# [What you will do]
In the listing below, locate the lines bearing the word "currently". Copy every one of them.

# [Material provided]

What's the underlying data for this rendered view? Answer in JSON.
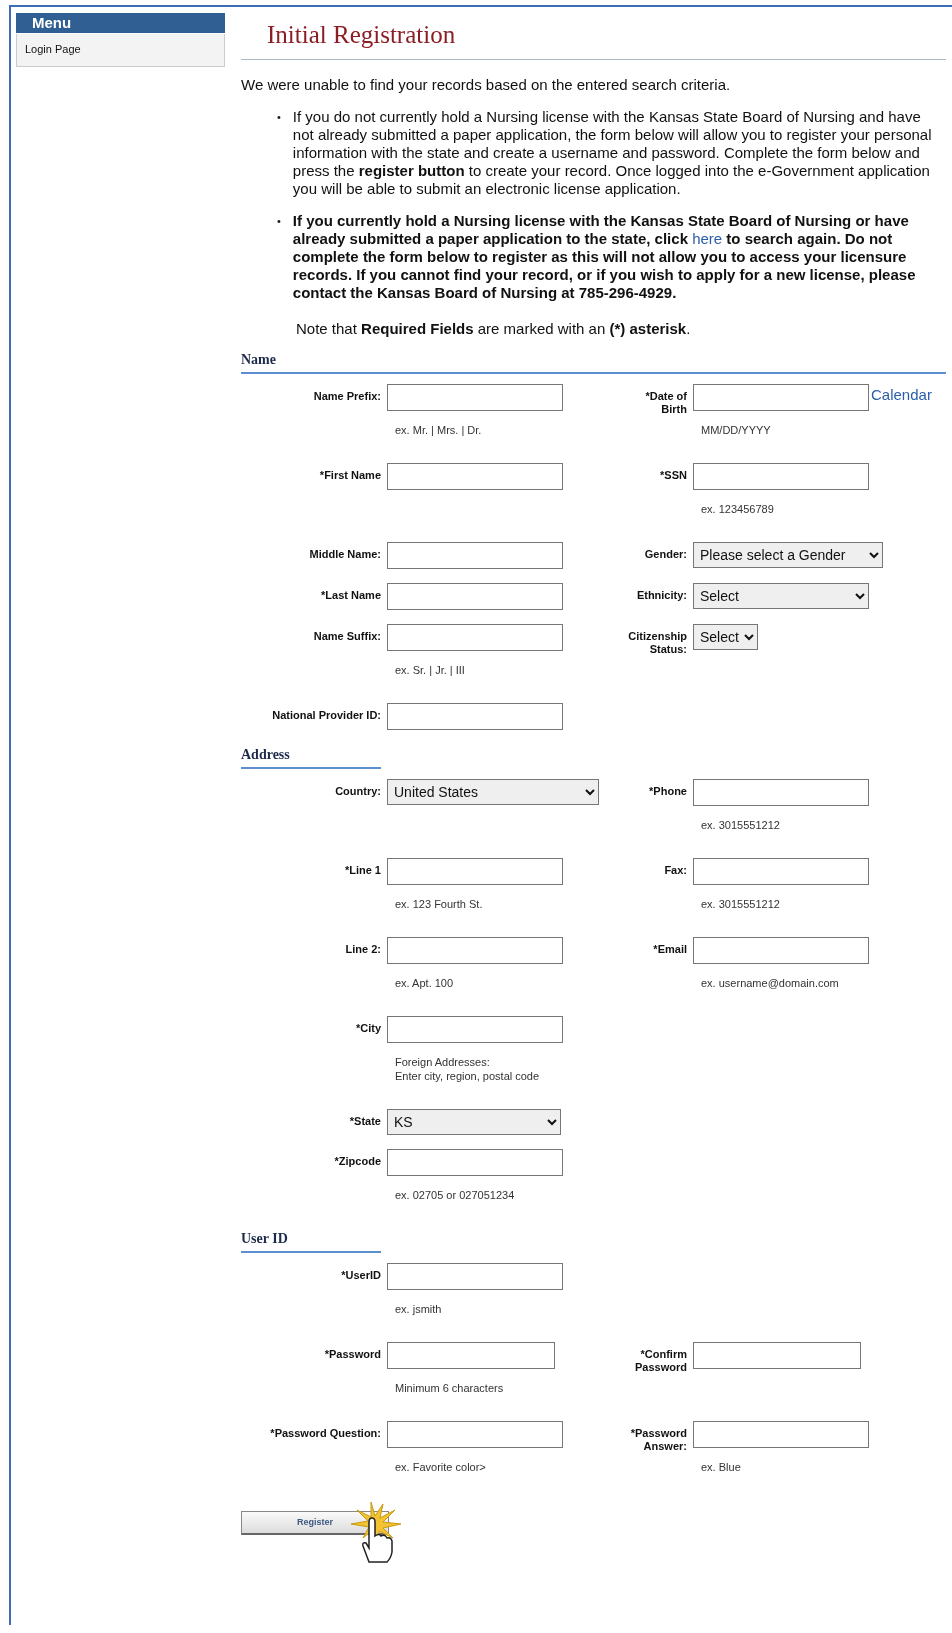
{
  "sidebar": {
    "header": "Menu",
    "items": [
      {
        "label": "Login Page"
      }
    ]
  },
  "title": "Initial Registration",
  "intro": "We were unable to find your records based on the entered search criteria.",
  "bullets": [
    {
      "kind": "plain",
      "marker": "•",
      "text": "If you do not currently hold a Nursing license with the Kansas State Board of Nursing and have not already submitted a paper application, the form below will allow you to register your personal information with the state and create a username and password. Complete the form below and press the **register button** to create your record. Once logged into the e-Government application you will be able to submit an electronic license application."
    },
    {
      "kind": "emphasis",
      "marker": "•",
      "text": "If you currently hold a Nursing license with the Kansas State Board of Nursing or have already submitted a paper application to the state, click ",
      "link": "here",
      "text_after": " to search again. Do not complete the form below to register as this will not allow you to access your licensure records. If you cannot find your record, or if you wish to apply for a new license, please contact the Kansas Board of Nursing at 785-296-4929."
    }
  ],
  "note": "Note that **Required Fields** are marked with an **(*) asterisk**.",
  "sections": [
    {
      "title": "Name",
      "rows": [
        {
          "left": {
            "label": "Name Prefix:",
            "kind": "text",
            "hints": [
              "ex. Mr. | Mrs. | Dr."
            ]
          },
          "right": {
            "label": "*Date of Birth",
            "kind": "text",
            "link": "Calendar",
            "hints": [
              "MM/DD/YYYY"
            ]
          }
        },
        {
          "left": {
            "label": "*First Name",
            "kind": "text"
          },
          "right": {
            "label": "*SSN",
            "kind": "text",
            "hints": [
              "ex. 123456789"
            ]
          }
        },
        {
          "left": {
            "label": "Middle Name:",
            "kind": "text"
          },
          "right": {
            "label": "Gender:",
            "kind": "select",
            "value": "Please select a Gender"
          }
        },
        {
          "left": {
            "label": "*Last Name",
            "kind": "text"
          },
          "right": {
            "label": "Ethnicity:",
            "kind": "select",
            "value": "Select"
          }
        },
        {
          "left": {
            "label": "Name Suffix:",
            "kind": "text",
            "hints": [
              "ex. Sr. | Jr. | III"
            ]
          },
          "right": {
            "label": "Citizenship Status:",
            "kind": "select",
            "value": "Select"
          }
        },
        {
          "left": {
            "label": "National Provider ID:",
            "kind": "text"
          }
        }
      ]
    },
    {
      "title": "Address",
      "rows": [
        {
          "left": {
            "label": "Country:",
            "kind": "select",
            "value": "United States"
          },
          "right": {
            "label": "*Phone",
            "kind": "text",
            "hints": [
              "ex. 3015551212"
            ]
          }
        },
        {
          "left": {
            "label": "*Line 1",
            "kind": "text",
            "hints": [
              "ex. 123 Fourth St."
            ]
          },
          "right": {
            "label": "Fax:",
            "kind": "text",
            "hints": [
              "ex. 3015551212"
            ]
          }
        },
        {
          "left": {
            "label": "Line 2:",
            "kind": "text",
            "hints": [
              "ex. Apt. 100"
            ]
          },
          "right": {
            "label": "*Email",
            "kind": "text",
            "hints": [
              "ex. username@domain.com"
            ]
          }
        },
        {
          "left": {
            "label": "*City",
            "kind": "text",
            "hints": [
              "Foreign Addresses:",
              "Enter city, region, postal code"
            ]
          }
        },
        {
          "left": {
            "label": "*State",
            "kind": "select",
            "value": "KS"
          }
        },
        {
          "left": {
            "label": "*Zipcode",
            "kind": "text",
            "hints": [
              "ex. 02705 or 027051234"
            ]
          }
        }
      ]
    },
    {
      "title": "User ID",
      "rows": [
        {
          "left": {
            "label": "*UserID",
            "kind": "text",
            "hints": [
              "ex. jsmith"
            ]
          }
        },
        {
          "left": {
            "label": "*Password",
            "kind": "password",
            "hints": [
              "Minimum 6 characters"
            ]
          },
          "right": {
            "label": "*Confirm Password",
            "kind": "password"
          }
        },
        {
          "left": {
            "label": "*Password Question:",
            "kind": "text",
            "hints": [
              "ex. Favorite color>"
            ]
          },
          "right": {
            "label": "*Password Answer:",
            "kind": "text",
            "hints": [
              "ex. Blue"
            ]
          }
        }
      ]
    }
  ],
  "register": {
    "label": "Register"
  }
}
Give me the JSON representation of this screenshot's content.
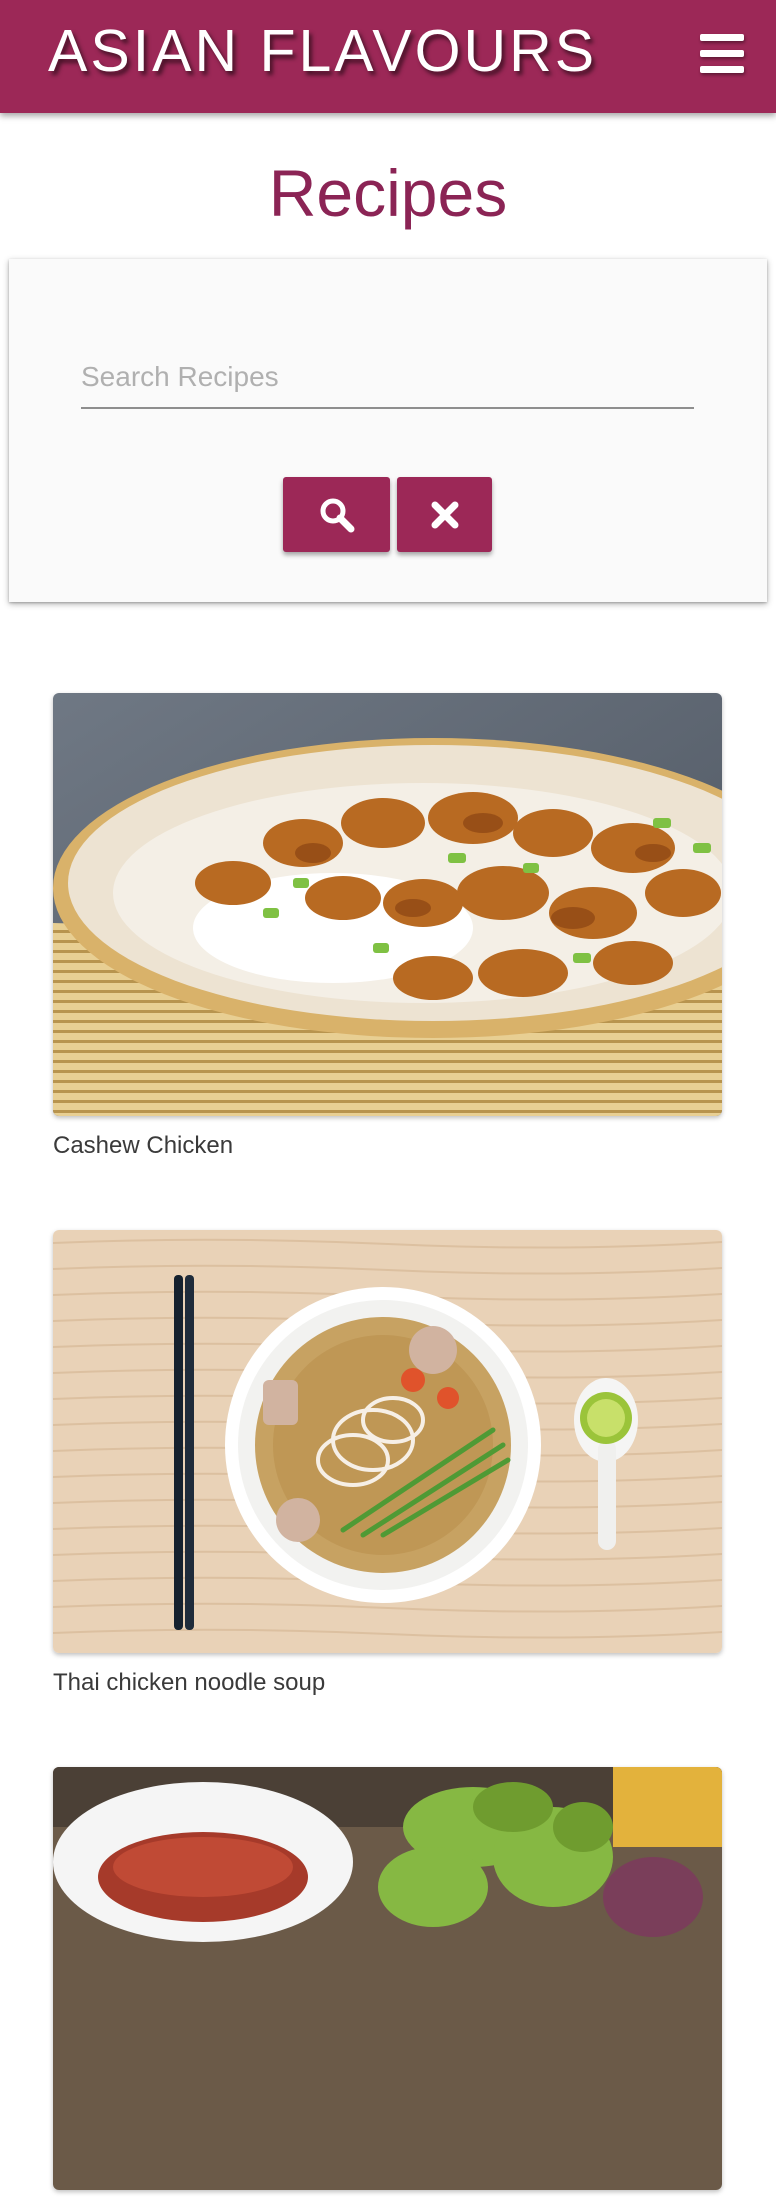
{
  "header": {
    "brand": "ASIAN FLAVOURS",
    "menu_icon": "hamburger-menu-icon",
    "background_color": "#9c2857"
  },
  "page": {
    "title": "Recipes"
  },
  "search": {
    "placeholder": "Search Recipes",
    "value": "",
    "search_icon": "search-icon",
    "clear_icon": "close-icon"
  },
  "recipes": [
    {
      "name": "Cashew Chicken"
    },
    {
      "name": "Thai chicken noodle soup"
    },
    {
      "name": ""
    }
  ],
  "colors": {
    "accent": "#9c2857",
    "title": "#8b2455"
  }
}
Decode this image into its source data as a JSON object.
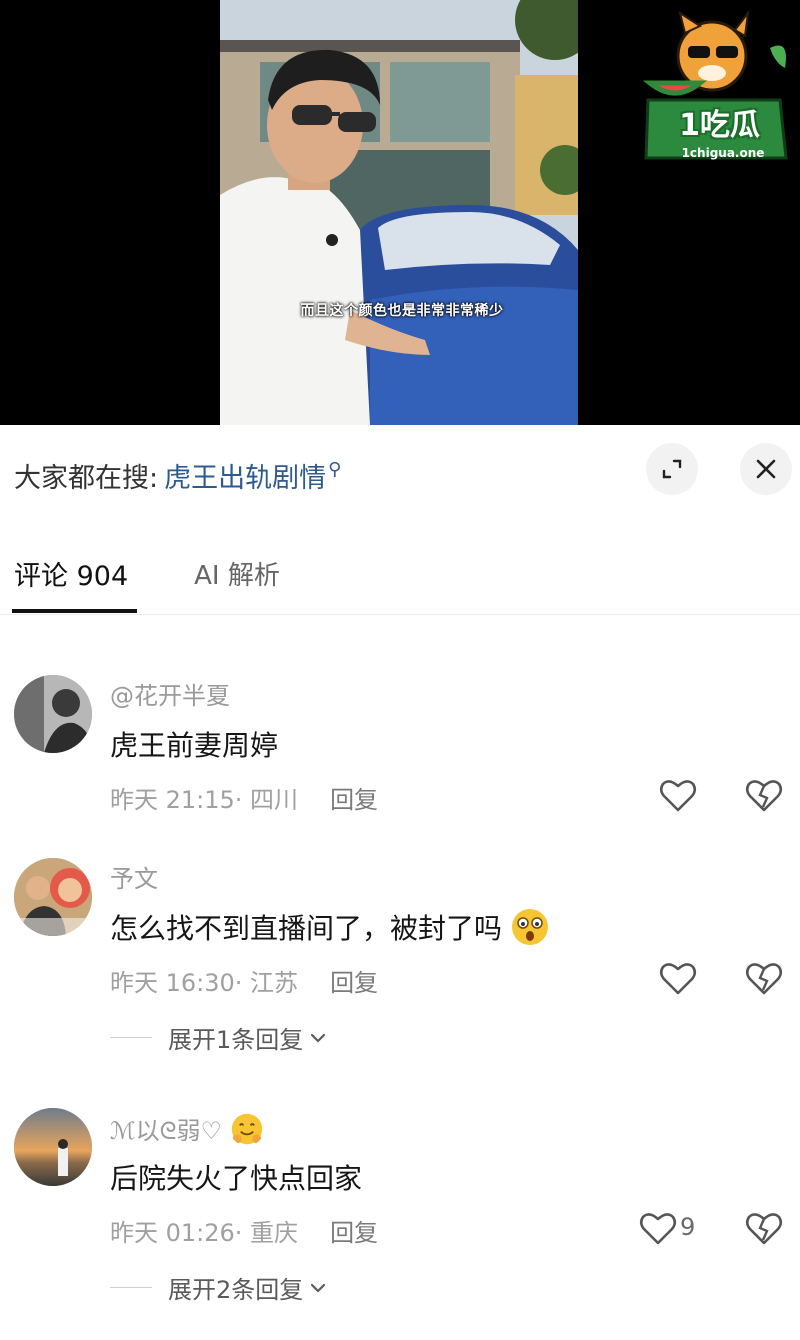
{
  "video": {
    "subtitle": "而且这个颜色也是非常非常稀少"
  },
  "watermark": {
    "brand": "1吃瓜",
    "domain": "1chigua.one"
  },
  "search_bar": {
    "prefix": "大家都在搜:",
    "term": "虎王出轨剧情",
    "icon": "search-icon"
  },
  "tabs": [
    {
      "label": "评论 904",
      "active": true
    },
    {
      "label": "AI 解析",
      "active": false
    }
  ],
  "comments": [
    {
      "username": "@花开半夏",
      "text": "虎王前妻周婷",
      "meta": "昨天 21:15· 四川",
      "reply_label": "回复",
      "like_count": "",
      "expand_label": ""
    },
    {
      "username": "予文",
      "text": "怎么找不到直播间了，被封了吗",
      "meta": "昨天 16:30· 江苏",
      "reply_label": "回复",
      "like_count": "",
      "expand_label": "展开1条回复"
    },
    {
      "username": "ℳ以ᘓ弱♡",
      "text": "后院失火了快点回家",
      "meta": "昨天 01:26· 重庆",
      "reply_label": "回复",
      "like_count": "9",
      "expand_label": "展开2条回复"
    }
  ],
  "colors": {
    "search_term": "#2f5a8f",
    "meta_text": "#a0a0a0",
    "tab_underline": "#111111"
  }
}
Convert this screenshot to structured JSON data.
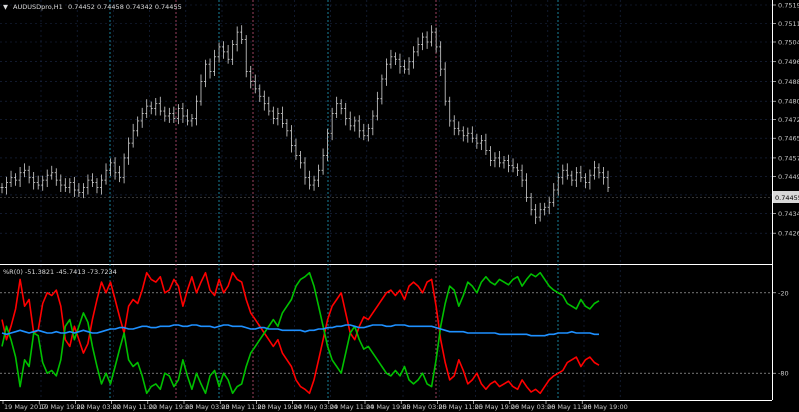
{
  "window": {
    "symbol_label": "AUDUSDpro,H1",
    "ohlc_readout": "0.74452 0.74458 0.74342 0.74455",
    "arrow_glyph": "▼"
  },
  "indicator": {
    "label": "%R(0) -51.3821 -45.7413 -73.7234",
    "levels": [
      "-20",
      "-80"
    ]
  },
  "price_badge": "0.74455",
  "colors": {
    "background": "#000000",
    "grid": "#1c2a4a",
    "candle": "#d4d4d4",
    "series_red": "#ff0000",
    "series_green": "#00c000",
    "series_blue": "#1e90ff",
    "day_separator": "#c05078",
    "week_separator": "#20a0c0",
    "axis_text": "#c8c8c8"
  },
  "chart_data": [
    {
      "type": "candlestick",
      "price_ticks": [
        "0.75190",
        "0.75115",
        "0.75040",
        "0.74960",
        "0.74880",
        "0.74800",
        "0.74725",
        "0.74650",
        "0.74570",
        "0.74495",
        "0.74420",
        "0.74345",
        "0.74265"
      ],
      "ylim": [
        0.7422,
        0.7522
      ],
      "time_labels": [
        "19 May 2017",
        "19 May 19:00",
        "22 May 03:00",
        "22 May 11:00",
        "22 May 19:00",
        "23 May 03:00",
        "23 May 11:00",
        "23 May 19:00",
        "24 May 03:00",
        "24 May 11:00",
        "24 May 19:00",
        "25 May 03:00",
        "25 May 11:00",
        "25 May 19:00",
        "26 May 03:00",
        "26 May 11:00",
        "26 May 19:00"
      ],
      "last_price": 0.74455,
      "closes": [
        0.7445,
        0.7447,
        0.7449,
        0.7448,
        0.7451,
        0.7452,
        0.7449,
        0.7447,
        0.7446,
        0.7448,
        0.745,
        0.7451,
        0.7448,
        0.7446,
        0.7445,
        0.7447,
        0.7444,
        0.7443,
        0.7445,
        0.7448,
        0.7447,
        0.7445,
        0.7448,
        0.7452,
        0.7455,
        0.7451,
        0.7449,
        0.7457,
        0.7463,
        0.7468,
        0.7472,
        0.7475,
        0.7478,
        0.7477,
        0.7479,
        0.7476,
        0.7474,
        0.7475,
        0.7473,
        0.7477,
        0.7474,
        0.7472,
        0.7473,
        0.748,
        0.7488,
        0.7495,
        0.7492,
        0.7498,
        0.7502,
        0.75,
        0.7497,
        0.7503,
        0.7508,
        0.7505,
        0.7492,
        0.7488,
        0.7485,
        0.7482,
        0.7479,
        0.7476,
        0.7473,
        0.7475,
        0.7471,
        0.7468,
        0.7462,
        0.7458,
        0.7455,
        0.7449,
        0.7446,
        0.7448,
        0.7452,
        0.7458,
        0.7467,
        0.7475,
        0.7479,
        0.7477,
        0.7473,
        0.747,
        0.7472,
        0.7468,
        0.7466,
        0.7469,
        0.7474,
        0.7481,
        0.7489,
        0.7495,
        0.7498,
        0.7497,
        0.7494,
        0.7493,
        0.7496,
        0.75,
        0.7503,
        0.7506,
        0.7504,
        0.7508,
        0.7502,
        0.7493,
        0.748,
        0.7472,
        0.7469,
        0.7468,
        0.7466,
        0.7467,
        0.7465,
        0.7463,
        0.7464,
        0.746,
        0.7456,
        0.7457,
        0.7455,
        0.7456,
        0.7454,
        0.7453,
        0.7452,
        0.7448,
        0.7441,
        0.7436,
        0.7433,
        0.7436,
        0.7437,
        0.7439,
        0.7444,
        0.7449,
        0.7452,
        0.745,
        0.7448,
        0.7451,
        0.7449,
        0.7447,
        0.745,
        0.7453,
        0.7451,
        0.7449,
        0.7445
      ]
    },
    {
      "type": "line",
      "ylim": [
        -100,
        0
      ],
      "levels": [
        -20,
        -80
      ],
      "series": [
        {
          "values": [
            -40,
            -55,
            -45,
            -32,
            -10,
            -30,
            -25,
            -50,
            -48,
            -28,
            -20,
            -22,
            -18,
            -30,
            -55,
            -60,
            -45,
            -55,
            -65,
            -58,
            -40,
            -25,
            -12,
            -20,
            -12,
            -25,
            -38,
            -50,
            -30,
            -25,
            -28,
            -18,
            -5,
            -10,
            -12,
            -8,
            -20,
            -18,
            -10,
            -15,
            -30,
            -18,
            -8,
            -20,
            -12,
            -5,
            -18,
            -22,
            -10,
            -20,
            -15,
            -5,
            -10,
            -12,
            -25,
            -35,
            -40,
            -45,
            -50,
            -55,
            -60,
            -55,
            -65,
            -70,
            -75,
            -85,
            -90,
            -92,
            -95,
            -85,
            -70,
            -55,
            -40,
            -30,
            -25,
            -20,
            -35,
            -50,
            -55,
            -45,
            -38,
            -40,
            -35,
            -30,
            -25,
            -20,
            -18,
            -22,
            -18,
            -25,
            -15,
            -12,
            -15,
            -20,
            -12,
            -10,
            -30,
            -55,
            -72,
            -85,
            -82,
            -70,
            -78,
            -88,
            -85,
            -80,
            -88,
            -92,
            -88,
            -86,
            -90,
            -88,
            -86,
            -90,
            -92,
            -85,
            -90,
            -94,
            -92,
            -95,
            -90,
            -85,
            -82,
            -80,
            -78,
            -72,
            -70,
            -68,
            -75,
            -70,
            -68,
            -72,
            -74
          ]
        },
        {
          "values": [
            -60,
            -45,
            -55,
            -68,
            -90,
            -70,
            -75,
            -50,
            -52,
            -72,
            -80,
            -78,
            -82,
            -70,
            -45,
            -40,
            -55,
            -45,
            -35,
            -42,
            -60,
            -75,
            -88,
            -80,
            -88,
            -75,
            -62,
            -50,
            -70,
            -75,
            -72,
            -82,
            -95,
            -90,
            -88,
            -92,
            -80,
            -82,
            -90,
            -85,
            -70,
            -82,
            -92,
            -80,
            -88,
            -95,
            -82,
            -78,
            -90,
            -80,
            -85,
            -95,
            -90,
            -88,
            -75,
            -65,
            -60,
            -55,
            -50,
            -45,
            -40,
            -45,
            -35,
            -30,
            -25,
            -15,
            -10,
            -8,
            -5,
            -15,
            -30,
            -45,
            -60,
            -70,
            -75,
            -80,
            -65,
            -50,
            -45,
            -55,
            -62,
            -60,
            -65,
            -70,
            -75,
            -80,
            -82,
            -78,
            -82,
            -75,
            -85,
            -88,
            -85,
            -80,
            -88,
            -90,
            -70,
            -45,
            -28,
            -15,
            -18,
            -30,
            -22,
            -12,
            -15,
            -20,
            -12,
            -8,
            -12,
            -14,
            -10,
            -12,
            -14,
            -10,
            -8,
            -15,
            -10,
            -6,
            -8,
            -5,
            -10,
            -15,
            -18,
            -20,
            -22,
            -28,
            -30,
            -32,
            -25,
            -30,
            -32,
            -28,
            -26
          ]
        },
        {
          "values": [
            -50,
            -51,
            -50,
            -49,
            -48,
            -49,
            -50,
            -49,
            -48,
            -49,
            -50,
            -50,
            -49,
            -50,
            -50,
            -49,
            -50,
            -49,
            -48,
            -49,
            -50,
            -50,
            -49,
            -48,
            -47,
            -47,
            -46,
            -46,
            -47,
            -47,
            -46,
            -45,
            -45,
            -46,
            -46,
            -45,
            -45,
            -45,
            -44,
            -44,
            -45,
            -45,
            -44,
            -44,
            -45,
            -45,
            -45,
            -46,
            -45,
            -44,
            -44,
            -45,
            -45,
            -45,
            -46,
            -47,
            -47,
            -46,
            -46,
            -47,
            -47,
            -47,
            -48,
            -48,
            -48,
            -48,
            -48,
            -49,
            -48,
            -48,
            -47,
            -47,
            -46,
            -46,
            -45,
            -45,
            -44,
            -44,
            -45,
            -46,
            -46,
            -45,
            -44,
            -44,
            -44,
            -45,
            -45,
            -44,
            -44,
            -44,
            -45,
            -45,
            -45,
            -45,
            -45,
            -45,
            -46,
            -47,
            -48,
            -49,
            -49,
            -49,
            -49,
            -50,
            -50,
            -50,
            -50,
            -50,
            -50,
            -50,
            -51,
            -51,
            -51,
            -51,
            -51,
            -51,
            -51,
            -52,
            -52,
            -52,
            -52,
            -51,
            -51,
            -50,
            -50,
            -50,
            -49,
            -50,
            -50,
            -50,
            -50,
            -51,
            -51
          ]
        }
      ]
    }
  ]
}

# [Result below]
      "text": "If you do not currently hold a Nursing license with the Kansas State Board of Nursing and have not already submitted a paper application, the form below will allow you to register your personal information with the state and create a username and password. Complete the form below and press the **register button** to create your record. Once logged into the e-Government application you will be able to submit an electronic license application."
      "text": "If you currently hold a Nursing license with the Kansas State Board of Nursing or have already submitted a paper application to the state, click ",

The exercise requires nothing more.